**Exercise brief**: State only the number of lines that contain the string "color".
'''
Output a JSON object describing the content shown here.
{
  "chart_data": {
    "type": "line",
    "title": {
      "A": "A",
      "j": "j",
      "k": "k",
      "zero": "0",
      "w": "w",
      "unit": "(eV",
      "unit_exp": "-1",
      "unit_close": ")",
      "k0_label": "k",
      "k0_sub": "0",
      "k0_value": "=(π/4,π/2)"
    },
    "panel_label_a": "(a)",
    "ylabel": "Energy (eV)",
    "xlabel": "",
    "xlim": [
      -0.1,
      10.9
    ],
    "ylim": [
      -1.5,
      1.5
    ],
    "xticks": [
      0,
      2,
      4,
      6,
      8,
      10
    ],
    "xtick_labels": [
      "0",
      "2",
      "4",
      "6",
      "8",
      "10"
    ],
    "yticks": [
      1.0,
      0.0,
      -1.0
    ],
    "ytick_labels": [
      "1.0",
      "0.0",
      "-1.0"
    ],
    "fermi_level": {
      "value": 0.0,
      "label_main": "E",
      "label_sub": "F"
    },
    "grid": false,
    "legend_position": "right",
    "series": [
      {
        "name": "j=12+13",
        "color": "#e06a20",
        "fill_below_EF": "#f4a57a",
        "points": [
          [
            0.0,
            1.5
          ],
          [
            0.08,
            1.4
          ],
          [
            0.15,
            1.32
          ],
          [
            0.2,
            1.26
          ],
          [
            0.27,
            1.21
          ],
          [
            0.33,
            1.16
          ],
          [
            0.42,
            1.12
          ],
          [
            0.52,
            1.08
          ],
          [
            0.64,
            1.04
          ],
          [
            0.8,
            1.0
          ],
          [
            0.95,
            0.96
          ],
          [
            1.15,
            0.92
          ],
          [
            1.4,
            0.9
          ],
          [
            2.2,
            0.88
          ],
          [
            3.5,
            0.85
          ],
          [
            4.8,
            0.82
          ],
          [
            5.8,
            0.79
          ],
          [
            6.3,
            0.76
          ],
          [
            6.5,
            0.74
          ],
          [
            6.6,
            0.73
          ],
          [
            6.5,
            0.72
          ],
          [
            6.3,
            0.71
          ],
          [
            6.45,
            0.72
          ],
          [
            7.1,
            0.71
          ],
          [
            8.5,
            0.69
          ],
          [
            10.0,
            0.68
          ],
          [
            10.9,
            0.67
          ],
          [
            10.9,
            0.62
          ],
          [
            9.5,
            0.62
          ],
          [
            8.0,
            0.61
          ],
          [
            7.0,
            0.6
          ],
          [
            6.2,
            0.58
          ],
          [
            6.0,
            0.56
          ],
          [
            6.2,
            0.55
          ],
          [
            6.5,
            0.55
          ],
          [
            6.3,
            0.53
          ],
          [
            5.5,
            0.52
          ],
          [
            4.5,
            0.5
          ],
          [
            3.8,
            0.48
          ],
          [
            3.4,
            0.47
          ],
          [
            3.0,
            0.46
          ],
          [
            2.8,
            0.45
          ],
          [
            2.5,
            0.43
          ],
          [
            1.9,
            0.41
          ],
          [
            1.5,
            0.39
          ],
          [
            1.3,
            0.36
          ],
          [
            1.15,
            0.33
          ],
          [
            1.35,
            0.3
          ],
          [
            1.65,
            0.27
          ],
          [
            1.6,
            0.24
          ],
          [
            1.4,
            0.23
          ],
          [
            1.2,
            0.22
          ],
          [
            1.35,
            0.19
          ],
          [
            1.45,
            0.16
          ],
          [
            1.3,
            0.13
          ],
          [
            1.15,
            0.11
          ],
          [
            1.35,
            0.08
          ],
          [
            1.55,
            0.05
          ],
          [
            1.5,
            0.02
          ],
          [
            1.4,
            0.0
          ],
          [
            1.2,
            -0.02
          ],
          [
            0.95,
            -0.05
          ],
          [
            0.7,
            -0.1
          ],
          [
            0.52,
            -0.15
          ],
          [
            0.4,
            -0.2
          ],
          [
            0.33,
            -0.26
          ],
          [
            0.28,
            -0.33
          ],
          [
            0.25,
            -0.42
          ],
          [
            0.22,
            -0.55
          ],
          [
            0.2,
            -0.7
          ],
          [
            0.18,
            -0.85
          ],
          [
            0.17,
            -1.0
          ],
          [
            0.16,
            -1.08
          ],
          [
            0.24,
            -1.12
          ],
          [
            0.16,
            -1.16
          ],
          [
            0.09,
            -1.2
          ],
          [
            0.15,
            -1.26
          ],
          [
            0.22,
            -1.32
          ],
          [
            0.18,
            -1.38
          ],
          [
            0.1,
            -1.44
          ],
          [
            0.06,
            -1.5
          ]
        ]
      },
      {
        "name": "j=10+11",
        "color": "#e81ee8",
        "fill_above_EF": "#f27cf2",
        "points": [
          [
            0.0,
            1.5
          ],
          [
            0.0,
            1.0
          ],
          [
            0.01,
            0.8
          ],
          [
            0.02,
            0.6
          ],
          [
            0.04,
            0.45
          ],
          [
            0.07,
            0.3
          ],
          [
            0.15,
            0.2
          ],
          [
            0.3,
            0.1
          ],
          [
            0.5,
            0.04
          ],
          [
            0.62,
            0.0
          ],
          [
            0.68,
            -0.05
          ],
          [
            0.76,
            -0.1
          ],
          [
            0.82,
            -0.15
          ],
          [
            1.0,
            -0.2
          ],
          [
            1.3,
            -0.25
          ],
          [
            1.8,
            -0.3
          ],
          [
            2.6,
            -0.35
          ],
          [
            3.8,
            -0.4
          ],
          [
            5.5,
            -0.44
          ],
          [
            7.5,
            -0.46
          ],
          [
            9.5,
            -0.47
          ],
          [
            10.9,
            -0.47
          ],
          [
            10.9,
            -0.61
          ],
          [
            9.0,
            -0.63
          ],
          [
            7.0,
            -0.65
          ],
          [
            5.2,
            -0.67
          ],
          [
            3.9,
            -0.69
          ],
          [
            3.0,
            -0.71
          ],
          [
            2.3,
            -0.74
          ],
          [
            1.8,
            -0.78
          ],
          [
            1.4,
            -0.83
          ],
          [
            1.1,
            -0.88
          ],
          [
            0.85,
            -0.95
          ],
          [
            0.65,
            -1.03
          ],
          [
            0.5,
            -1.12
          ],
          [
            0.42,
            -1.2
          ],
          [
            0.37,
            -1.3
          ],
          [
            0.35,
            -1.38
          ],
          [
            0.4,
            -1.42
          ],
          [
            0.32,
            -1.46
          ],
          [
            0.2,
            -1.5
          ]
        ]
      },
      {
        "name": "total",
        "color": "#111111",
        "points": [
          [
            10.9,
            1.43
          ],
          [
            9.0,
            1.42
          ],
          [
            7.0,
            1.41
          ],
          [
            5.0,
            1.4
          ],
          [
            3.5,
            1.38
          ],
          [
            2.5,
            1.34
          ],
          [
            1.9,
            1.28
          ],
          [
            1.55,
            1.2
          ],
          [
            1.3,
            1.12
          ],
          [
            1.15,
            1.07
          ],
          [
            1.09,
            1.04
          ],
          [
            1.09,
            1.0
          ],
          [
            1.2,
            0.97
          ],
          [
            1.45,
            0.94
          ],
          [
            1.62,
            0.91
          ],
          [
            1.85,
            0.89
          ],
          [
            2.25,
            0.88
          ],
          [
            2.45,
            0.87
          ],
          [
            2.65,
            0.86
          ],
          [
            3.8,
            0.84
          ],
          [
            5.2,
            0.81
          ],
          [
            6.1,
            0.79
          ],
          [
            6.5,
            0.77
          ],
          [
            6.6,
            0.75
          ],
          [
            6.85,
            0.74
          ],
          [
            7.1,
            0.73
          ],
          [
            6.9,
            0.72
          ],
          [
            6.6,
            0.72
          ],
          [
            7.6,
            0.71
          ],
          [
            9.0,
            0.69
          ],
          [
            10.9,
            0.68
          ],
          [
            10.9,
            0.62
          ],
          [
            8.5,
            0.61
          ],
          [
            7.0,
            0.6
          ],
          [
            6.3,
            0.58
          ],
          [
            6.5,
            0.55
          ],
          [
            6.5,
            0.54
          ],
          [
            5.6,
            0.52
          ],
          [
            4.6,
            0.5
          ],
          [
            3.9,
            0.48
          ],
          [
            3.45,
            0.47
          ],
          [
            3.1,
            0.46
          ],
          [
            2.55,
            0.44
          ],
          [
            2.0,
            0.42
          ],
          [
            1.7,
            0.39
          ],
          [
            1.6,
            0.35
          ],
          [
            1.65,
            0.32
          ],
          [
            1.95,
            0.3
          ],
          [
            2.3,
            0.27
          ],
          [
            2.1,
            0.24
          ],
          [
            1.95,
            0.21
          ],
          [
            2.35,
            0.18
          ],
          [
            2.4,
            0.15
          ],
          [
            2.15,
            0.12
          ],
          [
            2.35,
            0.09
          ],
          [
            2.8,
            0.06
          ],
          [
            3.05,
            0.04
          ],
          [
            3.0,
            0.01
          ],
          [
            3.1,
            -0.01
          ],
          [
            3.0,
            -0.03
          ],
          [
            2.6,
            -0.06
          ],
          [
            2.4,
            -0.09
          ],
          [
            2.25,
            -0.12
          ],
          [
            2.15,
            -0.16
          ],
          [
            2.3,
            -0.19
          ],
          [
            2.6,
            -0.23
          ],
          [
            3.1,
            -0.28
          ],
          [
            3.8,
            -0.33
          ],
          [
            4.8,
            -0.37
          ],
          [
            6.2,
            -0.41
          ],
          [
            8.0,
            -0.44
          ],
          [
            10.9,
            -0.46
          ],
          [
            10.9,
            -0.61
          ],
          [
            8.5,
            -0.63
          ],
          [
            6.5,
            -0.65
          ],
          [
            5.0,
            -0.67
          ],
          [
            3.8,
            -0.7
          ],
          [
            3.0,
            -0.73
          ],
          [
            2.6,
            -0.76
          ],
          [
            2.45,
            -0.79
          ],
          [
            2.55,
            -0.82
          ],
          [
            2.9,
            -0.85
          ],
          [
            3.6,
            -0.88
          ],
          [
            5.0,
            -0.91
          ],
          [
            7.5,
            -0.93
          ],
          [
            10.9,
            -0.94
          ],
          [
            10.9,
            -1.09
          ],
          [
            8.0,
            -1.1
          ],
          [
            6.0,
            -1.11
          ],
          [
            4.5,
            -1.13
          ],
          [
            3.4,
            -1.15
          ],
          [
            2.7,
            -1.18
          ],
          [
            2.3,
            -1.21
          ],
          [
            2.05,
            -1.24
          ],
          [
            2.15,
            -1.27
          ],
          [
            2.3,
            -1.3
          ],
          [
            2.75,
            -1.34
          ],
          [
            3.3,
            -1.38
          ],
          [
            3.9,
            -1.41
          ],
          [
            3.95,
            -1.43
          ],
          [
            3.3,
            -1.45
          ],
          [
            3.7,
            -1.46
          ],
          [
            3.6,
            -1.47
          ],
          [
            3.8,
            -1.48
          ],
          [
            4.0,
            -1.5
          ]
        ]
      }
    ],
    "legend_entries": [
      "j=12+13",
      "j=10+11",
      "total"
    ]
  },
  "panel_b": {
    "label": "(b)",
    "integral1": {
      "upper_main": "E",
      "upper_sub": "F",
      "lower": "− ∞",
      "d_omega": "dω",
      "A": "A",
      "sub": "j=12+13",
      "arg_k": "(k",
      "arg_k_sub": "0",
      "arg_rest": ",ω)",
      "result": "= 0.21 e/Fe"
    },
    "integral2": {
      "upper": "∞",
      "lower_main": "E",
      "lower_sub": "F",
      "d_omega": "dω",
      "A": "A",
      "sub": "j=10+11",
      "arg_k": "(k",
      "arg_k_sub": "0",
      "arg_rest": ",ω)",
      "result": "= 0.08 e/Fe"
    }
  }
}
'''
**Full output**: 3